__TRABALHO A REALIZAR__.
[A] Transcreve da carta ao neto o trecho que vai de "Eu sou o avô" a "com o teu pai.".
[B] Com base na carta ao neto, responde:
(i) De que tipo de jogos gosta a mãe?
(ii) A que cheira depois de uma chuvada?
(iii) Que nome dá a si próprio o avô que escreve?

__TEXTO EXTRAÍDO__.
************

Carta ao meu neto por nascer

Olá miúdo!

Aqui, onde nascemos e onde vais chegar, há uma miríade de coisas maravilhosas à tua espera. Aqui, correm os rios e rebentam as ondas no mar. E aqui, a mamã e o papá vão explicar, há passarinhos a cantar pela manhã e há cheiro a terra molhada depois de uma chuvada. Sim, chove. A água cai, copiosa, dos céus. Não te assustes, é uma bênção de Deus ou da Natureza ou lá o que seja. E vem fria, a água, e refresca a alma e o corpo. E é aqui, também, que nasce o sol pela manhã e se põe ao final da tarde quando todos os segredos dos homens se conjuram e se reencontram. E o mar… pergunta à mamã e ao papá pelos segredos do mar.

O teu pai é um homem forte e corajoso e persistente e, às vezes, obstinado. É um aventureiro que gosta de desafiar os limites e sorri quando se fala de ti. O teu pai foi sempre um bom menino. Talvez ele não saiba, ou já se tenha esquecido, mas ele ainda é um menino. E é meigo. E acho que foi com estas qualidades que conquistou as atenções da tua mãe. O teu pai gosta de praia e de sol e do desconhecido e de partir e de chegar. É irrequieto e sereno e gosta de conversar. E acho que o que ele mais gosta neste mundo é da tua mãe.

A tua mãe é uma menina doce e carinhosa e muito determinada. Escolheu estar indefetivelmente ao lado do teu pai, como uma religião, e é assim que tem vivido desde que a conheço. Gosta de andar descalça, e gosta de comer vegetais, adora jogos de tabuleiro e detesta perder. A tua mãe tem um jeito nato para fazer milagres artesanais com as mãos. É uma mulher de detalhes e pormenores e prefere fazer as prendas de Natal com as próprias mãos do que comprá-las para as oferecer. Eu não sei se ela tem consciência disso, mas é uma mulher de família e é por isso que ela vai ser a melhor mãe do mundo.

A notícia de que estavas para chegar gerou comoção e alegria em todos nós e nós somos muitos, tantos que não posso apresentar-te todos porque a carta ficaria interminável. Tu foste uma dádiva de Amor, a melhor coisa que nos aconteceu em todas as nossas longas vidas e, mesmo sem saberes, vieste alterar a perceção que temos dessas vidas.

Eu sou o avô João e sou muitas outras coisas, mas desde que soube que estavas para chegar, todas elas ficaram sem importância nenhuma e passei a ser só o avô João. Eu quero muito conhecer-te, quero saber a sensação de ser-se avô, mas, sobretudo, quero perceber que maravilhosa pessoa serás, como te espantarás com os pequenos milagres do Universo e quero segurar-te a mão. Poderia mesmo dizer, sem qualquer exagero, que o grande momento que me falta viver é esse, o momento de segurar a tua mão, de atravessar a estrada contigo, de contar-te uma história como fazia com o teu pai.

************

__SECÇÃO DE DADOS__.
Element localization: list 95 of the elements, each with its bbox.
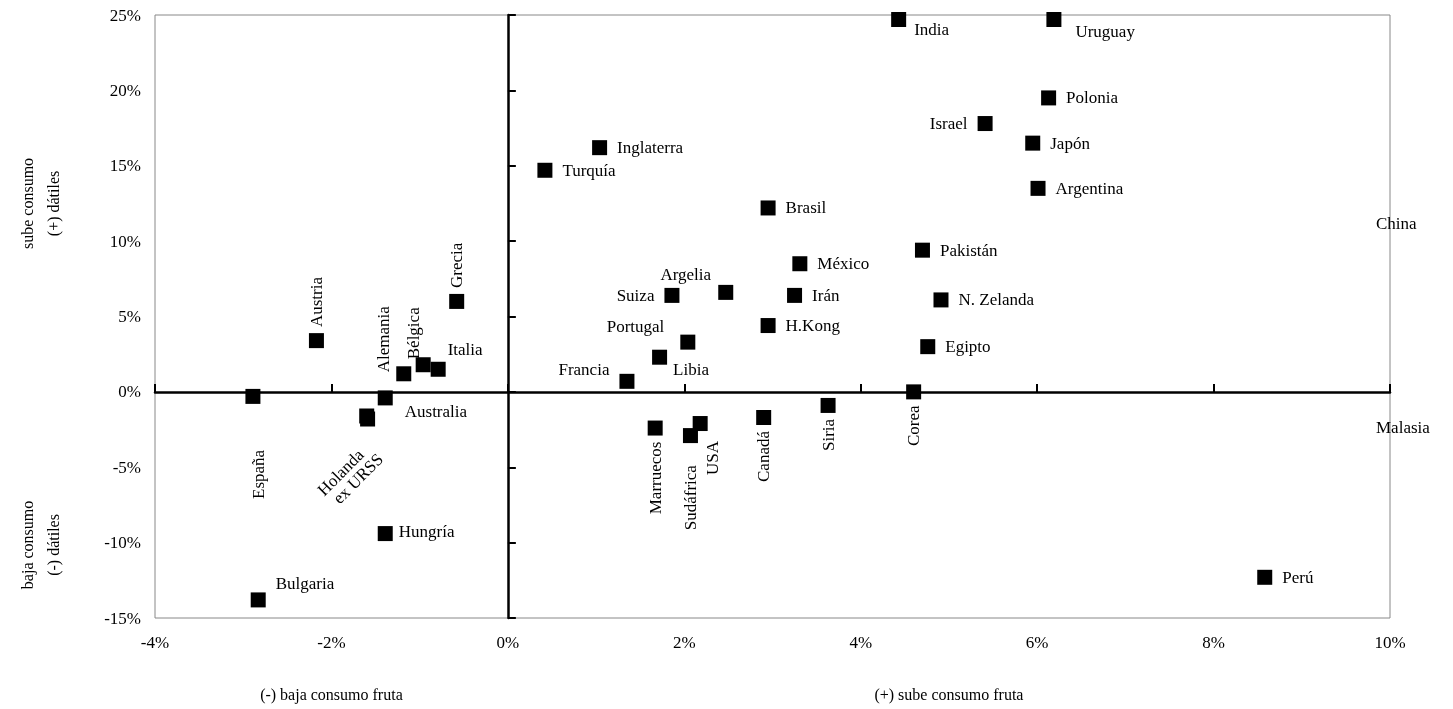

************

__RESPOSTAS AOS EXERCÍCIOS__.
[A]
Eu sou o avô João e sou muitas outras coisas, mas desde que soube que estavas para chegar, todas elas ficaram sem importância nenhuma e passei a ser só o avô João. Eu quero muito conhecer-te, quero saber a sensação de ser-se avô, mas, sobretudo, quero perceber que maravilhosa pessoa serás, como te espantarás com os pequenos milagres do Universo e quero segurar-te a mão. Poderia mesmo dizer, sem qualquer exagero, que o grande momento que me falta viver é esse, o momento de segurar a tua mão, de atravessar a estrada contigo, de contar-te uma história como fazia com o teu pai.

[B]
(i) Jogos de tabuleiro.
(ii) A terra molhada.
(iii) Avô João.